▶ _Requirement_: Print out every record exactly as it appears.

(Dataset rows)
((
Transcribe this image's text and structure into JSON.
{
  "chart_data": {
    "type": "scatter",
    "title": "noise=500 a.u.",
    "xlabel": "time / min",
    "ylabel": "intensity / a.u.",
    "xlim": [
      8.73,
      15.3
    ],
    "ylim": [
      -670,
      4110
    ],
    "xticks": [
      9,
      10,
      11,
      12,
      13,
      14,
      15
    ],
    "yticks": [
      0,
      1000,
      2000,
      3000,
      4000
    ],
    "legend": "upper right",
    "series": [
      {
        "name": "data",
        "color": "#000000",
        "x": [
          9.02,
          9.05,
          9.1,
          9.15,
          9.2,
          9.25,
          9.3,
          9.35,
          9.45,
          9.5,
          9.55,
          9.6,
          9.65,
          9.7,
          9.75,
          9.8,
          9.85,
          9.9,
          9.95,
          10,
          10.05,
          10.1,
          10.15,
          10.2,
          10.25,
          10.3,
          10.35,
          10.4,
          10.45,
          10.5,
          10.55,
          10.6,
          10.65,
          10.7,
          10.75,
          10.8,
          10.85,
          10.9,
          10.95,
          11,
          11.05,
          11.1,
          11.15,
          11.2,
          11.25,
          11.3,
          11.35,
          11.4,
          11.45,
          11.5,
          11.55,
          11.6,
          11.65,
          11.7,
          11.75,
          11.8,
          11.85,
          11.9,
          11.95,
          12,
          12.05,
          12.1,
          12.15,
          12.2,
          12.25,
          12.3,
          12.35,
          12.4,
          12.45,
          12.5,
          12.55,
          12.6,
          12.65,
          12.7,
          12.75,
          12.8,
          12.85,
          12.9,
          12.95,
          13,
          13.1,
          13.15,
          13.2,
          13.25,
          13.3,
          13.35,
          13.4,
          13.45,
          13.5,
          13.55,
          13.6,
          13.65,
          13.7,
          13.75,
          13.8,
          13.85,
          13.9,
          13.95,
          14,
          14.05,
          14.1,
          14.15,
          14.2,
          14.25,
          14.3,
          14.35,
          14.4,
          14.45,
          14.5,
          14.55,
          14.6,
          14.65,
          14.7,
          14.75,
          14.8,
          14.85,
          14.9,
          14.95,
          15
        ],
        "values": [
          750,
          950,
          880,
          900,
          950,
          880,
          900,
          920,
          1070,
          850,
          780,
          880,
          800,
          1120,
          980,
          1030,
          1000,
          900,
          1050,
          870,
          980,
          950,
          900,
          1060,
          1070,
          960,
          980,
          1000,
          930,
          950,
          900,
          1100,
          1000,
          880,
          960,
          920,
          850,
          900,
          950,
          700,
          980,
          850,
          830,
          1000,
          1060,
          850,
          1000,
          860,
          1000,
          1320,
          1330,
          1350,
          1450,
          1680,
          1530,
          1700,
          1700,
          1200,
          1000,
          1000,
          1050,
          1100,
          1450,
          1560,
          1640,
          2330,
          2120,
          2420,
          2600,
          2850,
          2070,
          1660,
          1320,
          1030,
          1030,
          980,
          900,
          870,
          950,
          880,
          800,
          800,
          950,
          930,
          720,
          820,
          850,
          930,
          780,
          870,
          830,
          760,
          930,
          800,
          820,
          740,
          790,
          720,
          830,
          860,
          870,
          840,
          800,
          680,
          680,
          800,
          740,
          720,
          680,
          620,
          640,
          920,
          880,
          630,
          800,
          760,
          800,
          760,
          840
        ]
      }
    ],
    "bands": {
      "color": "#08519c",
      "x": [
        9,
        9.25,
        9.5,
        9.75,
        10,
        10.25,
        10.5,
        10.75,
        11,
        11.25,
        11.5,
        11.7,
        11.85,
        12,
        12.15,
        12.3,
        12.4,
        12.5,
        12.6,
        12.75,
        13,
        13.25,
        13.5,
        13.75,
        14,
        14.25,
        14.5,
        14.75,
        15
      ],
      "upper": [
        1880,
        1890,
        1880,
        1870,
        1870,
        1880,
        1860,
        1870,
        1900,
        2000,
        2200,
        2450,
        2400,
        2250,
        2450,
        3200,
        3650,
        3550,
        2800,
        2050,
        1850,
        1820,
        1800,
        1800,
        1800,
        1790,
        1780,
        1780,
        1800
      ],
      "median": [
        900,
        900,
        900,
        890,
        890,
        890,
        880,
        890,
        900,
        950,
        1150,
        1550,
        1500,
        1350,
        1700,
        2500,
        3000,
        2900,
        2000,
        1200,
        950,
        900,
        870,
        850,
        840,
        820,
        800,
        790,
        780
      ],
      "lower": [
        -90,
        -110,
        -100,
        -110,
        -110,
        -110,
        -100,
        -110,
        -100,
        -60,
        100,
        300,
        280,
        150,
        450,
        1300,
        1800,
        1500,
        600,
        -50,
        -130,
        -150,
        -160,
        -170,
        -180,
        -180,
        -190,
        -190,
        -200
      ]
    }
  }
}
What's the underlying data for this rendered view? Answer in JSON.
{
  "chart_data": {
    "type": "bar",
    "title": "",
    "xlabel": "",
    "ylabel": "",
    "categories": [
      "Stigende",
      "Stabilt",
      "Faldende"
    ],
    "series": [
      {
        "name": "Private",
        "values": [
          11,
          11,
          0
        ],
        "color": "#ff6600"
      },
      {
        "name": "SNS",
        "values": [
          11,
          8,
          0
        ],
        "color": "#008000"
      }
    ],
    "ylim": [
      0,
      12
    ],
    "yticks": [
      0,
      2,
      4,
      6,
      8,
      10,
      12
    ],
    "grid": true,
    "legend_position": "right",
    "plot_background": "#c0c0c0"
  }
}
))
▶ _Output below_:
Transcribe this image's text and structure into JSON.
{
  "chart_data": {
    "type": "scatter",
    "title": "noise=500 a.u.",
    "xlabel": "time / min",
    "ylabel": "intensity / a.u.",
    "xlim": [
      8.73,
      15.3
    ],
    "ylim": [
      -670,
      4110
    ],
    "xticks": [
      9,
      10,
      11,
      12,
      13,
      14,
      15
    ],
    "yticks": [
      0,
      1000,
      2000,
      3000,
      4000
    ],
    "legend": "upper right",
    "series": [
      {
        "name": "data",
        "color": "#000000",
        "x": [
          9.02,
          9.05,
          9.1,
          9.15,
          9.2,
          9.25,
          9.3,
          9.35,
          9.45,
          9.5,
          9.55,
          9.6,
          9.65,
          9.7,
          9.75,
          9.8,
          9.85,
          9.9,
          9.95,
          10,
          10.05,
          10.1,
          10.15,
          10.2,
          10.25,
          10.3,
          10.35,
          10.4,
          10.45,
          10.5,
          10.55,
          10.6,
          10.65,
          10.7,
          10.75,
          10.8,
          10.85,
          10.9,
          10.95,
          11,
          11.05,
          11.1,
          11.15,
          11.2,
          11.25,
          11.3,
          11.35,
          11.4,
          11.45,
          11.5,
          11.55,
          11.6,
          11.65,
          11.7,
          11.75,
          11.8,
          11.85,
          11.9,
          11.95,
          12,
          12.05,
          12.1,
          12.15,
          12.2,
          12.25,
          12.3,
          12.35,
          12.4,
          12.45,
          12.5,
          12.55,
          12.6,
          12.65,
          12.7,
          12.75,
          12.8,
          12.85,
          12.9,
          12.95,
          13,
          13.1,
          13.15,
          13.2,
          13.25,
          13.3,
          13.35,
          13.4,
          13.45,
          13.5,
          13.55,
          13.6,
          13.65,
          13.7,
          13.75,
          13.8,
          13.85,
          13.9,
          13.95,
          14,
          14.05,
          14.1,
          14.15,
          14.2,
          14.25,
          14.3,
          14.35,
          14.4,
          14.45,
          14.5,
          14.55,
          14.6,
          14.65,
          14.7,
          14.75,
          14.8,
          14.85,
          14.9,
          14.95,
          15
        ],
        "values": [
          750,
          950,
          880,
          900,
          950,
          880,
          900,
          920,
          1070,
          850,
          780,
          880,
          800,
          1120,
          980,
          1030,
          1000,
          900,
          1050,
          870,
          980,
          950,
          900,
          1060,
          1070,
          960,
          980,
          1000,
          930,
          950,
          900,
          1100,
          1000,
          880,
          960,
          920,
          850,
          900,
          950,
          700,
          980,
          850,
          830,
          1000,
          1060,
          850,
          1000,
          860,
          1000,
          1320,
          1330,
          1350,
          1450,
          1680,
          1530,
          1700,
          1700,
          1200,
          1000,
          1000,
          1050,
          1100,
          1450,
          1560,
          1640,
          2330,
          2120,
          2420,
          2600,
          2850,
          2070,
          1660,
          1320,
          1030,
          1030,
          980,
          900,
          870,
          950,
          880,
          800,
          800,
          950,
          930,
          720,
          820,
          850,
          930,
          780,
          870,
          830,
          760,
          930,
          800,
          820,
          740,
          790,
          720,
          830,
          860,
          870,
          840,
          800,
          680,
          680,
          800,
          740,
          720,
          680,
          620,
          640,
          920,
          880,
          630,
          800,
          760,
          800,
          760,
          840
        ]
      }
    ],
    "bands": {
      "color": "#08519c",
      "x": [
        9,
        9.25,
        9.5,
        9.75,
        10,
        10.25,
        10.5,
        10.75,
        11,
        11.25,
        11.5,
        11.7,
        11.85,
        12,
        12.15,
        12.3,
        12.4,
        12.5,
        12.6,
        12.75,
        13,
        13.25,
        13.5,
        13.75,
        14,
        14.25,
        14.5,
        14.75,
        15
      ],
      "upper": [
        1880,
        1890,
        1880,
        1870,
        1870,
        1880,
        1860,
        1870,
        1900,
        2000,
        2200,
        2450,
        2400,
        2250,
        2450,
        3200,
        3650,
        3550,
        2800,
        2050,
        1850,
        1820,
        1800,
        1800,
        1800,
        1790,
        1780,
        1780,
        1800
      ],
      "median": [
        900,
        900,
        900,
        890,
        890,
        890,
        880,
        890,
        900,
        950,
        1150,
        1550,
        1500,
        1350,
        1700,
        2500,
        3000,
        2900,
        2000,
        1200,
        950,
        900,
        870,
        850,
        840,
        820,
        800,
        790,
        780
      ],
      "lower": [
        -90,
        -110,
        -100,
        -110,
        -110,
        -110,
        -100,
        -110,
        -100,
        -60,
        100,
        300,
        280,
        150,
        450,
        1300,
        1800,
        1500,
        600,
        -50,
        -130,
        -150,
        -160,
        -170,
        -180,
        -180,
        -190,
        -190,
        -200
      ]
    }
  }
}
What's the underlying data for this rendered view? Answer in JSON.
{
  "chart_data": {
    "type": "bar",
    "title": "",
    "xlabel": "",
    "ylabel": "",
    "categories": [
      "Stigende",
      "Stabilt",
      "Faldende"
    ],
    "series": [
      {
        "name": "Private",
        "values": [
          11,
          11,
          0
        ],
        "color": "#ff6600"
      },
      {
        "name": "SNS",
        "values": [
          11,
          8,
          0
        ],
        "color": "#008000"
      }
    ],
    "ylim": [
      0,
      12
    ],
    "yticks": [
      0,
      2,
      4,
      6,
      8,
      10,
      12
    ],
    "grid": true,
    "legend_position": "right",
    "plot_background": "#c0c0c0"
  }
}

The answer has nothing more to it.